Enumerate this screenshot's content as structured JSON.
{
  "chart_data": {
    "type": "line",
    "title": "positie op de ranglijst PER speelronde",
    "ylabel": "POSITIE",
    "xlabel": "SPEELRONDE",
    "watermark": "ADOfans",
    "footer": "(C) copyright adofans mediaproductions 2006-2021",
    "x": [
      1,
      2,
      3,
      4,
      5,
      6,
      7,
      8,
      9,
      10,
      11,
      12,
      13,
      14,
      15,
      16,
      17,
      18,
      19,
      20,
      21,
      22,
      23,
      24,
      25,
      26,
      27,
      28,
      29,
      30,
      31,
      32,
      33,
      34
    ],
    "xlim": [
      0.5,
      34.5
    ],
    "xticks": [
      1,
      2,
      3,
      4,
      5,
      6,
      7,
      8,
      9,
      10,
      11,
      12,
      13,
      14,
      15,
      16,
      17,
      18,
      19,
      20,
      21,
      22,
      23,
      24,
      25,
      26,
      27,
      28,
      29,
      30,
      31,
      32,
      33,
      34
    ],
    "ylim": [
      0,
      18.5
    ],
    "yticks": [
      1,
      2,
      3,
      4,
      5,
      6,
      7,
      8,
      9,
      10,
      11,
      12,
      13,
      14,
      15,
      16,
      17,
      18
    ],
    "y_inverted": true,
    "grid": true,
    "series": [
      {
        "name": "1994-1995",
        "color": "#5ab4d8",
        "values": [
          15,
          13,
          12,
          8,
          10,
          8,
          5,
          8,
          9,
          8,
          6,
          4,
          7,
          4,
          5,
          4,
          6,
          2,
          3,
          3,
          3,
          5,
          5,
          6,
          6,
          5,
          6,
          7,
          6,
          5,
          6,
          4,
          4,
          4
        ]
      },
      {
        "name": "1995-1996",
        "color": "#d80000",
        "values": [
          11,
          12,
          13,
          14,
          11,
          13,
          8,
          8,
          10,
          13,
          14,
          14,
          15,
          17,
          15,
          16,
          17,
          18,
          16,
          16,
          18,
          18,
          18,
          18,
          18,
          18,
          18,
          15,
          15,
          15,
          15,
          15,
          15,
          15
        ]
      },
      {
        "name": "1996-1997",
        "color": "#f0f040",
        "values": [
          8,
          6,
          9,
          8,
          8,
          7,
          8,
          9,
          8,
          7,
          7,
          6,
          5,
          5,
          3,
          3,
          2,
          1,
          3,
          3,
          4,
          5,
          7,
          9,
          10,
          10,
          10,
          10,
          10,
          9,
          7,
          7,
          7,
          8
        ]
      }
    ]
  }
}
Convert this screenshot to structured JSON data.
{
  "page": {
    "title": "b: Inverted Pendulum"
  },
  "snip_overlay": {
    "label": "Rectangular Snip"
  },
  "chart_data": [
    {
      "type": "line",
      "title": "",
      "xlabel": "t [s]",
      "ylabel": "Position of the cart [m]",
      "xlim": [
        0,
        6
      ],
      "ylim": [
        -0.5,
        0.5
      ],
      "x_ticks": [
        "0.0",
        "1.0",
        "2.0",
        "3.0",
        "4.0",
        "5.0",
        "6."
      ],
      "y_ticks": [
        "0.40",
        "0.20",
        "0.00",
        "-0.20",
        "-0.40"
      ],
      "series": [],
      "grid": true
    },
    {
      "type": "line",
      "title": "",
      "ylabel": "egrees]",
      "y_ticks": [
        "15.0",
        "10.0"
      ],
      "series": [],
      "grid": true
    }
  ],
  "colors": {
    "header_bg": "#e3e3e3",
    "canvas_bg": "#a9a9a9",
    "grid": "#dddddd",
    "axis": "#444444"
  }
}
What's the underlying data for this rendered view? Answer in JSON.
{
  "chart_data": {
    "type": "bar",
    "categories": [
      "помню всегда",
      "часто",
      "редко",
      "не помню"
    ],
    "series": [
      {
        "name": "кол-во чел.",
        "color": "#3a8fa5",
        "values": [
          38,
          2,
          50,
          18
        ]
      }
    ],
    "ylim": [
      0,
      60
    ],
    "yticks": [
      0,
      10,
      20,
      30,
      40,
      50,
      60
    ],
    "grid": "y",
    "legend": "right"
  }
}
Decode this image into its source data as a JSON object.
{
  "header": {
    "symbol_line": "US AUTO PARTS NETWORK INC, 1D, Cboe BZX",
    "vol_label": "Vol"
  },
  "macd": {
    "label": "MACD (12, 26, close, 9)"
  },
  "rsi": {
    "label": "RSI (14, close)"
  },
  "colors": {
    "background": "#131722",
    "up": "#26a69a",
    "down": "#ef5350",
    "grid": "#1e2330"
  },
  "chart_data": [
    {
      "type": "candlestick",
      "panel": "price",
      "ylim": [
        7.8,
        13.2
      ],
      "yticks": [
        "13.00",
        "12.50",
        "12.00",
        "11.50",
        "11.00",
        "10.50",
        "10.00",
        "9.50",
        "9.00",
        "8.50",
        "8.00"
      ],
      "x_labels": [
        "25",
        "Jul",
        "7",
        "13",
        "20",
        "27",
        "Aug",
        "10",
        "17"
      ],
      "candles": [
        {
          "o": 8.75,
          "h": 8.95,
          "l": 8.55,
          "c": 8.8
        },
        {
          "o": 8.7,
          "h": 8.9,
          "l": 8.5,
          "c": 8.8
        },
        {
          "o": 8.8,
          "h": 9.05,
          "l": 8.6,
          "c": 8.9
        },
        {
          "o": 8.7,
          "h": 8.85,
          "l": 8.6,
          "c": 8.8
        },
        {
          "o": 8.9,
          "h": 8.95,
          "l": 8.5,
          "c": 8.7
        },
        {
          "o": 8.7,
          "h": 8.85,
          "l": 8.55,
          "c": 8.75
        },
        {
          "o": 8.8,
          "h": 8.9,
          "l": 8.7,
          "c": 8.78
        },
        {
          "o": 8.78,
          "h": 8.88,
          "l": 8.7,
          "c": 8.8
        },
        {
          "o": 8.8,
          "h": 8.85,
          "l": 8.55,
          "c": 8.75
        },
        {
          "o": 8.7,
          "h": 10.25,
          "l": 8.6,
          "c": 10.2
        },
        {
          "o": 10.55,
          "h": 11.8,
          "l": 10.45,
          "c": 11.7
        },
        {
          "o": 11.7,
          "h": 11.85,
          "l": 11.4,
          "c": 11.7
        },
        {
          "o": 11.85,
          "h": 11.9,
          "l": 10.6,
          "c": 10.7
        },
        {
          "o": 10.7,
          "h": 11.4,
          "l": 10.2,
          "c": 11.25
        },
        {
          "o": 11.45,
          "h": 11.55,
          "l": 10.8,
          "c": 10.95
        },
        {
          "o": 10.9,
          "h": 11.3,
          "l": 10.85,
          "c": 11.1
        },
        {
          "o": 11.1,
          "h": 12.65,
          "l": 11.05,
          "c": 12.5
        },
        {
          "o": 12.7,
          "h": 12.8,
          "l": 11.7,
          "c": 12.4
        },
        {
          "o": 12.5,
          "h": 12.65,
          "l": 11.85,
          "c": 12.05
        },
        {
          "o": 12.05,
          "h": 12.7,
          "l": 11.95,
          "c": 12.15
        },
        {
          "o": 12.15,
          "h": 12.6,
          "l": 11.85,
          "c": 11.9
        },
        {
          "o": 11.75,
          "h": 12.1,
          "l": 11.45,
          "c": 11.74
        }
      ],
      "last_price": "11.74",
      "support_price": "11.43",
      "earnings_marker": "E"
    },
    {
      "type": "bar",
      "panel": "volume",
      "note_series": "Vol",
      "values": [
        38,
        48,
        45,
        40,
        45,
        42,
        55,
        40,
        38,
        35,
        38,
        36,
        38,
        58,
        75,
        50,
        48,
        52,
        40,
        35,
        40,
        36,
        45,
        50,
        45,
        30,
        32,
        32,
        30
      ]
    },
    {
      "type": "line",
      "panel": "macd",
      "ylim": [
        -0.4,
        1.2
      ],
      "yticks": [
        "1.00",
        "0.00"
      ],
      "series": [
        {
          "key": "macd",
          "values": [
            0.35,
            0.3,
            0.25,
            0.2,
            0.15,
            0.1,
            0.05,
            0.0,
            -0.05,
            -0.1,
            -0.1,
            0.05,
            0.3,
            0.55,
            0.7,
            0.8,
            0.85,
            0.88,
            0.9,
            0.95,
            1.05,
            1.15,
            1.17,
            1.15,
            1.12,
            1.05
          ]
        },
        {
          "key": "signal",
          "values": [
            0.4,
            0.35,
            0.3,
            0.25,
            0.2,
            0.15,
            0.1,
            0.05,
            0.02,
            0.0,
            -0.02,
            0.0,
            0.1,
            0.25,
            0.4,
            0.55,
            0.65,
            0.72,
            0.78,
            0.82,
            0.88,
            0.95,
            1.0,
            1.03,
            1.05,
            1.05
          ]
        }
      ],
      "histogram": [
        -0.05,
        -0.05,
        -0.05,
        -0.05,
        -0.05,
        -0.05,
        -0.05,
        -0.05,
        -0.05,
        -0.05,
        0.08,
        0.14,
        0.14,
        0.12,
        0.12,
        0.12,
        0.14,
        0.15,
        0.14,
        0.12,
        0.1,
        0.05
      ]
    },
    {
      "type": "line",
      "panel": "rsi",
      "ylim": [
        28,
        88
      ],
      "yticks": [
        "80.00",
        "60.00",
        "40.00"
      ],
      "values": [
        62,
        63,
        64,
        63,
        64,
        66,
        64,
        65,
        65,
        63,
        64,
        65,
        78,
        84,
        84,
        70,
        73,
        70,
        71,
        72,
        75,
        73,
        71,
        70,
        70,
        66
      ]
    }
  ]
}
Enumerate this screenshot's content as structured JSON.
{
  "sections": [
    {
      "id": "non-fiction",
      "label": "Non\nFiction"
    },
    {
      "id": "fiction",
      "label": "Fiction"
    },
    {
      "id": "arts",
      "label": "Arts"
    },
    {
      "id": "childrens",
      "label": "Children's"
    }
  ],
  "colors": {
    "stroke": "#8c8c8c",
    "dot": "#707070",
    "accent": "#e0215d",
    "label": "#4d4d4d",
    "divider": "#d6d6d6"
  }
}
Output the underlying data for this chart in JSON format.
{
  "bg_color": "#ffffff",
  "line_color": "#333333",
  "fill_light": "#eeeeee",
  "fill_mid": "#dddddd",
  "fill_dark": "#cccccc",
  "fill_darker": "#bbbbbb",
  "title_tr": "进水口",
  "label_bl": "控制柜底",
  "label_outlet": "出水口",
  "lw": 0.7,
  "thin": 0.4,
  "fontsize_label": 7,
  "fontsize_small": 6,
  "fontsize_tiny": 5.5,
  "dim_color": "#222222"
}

= The request =
Extract every line from the one containing "Output the underlying" through the last line of the data, inclusive, exactly as written.

= Answer to the exercise =
Output the underlying data for this chart in JSON format.
{
  "bg_color": "#ffffff",
  "line_color": "#333333",
  "fill_light": "#eeeeee",
  "fill_mid": "#dddddd",
  "fill_dark": "#cccccc",
  "fill_darker": "#bbbbbb",
  "title_tr": "进水口",
  "label_bl": "控制柜底",
  "label_outlet": "出水口",
  "lw": 0.7,
  "thin": 0.4,
  "fontsize_label": 7,
  "fontsize_small": 6,
  "fontsize_tiny": 5.5,
  "dim_color": "#222222"
}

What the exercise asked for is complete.